Stored data entries
<<<<
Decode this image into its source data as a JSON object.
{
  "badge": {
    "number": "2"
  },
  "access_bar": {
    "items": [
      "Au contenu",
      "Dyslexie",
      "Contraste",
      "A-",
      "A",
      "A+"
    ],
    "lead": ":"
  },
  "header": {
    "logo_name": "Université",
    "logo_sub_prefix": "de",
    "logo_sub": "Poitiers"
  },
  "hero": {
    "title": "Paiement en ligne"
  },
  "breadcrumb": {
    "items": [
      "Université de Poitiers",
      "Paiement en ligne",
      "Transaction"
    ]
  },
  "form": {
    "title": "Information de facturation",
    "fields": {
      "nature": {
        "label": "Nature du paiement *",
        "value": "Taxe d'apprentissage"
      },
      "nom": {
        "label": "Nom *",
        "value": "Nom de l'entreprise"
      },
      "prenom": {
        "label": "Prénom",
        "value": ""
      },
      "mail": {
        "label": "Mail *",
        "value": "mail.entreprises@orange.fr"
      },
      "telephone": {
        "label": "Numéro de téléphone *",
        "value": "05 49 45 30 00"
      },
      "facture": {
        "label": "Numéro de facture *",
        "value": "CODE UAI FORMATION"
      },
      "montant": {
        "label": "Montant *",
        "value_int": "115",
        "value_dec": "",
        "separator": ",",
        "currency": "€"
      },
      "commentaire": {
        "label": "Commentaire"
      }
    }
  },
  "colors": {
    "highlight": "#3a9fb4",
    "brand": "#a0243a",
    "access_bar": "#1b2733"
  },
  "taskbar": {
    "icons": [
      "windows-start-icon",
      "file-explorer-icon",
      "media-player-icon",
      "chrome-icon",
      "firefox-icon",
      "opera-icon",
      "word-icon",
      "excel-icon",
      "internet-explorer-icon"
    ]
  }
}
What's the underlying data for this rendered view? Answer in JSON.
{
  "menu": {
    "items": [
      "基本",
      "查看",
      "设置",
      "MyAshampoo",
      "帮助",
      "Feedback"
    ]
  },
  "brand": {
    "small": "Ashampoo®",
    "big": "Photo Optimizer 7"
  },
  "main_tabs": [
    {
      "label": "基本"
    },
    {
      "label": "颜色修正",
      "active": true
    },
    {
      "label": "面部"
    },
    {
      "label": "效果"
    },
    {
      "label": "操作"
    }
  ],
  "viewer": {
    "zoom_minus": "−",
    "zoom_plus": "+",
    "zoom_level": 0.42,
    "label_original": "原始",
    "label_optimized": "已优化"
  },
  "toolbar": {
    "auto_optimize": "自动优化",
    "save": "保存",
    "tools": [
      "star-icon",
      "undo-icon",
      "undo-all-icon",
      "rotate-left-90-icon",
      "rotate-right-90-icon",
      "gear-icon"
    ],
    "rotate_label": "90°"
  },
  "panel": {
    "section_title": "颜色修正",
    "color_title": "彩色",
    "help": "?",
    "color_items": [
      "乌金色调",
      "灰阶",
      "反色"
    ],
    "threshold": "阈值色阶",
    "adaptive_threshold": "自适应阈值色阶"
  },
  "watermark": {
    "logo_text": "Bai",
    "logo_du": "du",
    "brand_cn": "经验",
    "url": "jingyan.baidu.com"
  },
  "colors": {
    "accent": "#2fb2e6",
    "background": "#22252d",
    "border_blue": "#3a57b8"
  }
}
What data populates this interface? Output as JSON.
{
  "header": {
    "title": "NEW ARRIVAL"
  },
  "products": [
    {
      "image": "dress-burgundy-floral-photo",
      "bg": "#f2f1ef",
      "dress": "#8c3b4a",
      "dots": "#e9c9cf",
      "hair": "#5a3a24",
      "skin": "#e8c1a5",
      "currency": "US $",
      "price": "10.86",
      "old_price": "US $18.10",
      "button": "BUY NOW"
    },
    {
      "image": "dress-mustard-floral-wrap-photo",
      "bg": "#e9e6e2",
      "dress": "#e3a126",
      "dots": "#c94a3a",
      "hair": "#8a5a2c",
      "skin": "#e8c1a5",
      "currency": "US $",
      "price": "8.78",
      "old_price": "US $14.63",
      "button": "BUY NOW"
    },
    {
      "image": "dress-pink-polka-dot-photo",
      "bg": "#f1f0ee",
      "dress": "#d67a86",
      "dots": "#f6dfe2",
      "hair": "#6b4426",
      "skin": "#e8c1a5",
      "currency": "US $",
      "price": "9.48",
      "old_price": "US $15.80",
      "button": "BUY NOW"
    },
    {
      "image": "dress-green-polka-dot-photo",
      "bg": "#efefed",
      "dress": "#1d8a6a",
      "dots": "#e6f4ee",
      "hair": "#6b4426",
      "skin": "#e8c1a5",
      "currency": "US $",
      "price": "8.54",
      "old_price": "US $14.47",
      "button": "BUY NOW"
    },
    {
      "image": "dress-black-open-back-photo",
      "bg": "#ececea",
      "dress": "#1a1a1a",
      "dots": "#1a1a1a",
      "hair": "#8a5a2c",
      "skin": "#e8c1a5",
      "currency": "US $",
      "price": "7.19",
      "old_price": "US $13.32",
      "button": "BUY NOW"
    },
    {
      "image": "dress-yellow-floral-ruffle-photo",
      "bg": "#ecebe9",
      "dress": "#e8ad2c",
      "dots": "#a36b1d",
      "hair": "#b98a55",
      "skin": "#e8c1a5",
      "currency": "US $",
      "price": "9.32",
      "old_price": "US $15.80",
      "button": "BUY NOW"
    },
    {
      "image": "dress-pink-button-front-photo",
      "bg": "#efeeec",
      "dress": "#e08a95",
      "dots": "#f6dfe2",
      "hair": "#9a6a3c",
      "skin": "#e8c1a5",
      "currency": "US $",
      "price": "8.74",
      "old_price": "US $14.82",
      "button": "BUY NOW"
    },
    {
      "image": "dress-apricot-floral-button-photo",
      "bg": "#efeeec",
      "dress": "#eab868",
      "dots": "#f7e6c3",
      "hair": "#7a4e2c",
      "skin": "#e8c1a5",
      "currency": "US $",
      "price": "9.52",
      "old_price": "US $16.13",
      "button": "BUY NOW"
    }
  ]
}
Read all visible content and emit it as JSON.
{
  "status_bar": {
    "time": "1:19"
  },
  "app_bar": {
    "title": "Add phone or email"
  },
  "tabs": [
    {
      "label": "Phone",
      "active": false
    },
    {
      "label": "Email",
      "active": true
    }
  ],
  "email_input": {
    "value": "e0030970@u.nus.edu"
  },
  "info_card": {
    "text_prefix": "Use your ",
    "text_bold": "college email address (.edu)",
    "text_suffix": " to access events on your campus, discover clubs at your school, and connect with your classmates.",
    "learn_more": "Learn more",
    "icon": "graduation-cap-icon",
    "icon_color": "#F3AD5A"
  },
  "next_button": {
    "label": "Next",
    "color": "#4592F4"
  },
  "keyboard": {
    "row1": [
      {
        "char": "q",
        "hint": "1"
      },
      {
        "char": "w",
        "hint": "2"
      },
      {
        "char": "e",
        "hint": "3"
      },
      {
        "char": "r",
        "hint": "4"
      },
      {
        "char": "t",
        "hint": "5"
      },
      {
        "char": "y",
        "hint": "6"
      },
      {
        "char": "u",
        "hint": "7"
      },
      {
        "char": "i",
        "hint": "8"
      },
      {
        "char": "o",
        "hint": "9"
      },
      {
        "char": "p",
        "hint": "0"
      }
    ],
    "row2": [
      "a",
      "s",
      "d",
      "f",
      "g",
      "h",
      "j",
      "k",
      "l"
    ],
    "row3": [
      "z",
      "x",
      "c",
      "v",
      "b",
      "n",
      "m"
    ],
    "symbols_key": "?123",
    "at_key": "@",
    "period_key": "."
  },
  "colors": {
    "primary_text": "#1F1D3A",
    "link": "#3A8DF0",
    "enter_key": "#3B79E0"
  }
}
>>>>
§ EXERCISE
Scan the material above for the string "ligne" and report each line where you find it.

§ OUTPUT FOR THIS TASK
    "title": "Paiement en ligne"
      "Paiement en ligne",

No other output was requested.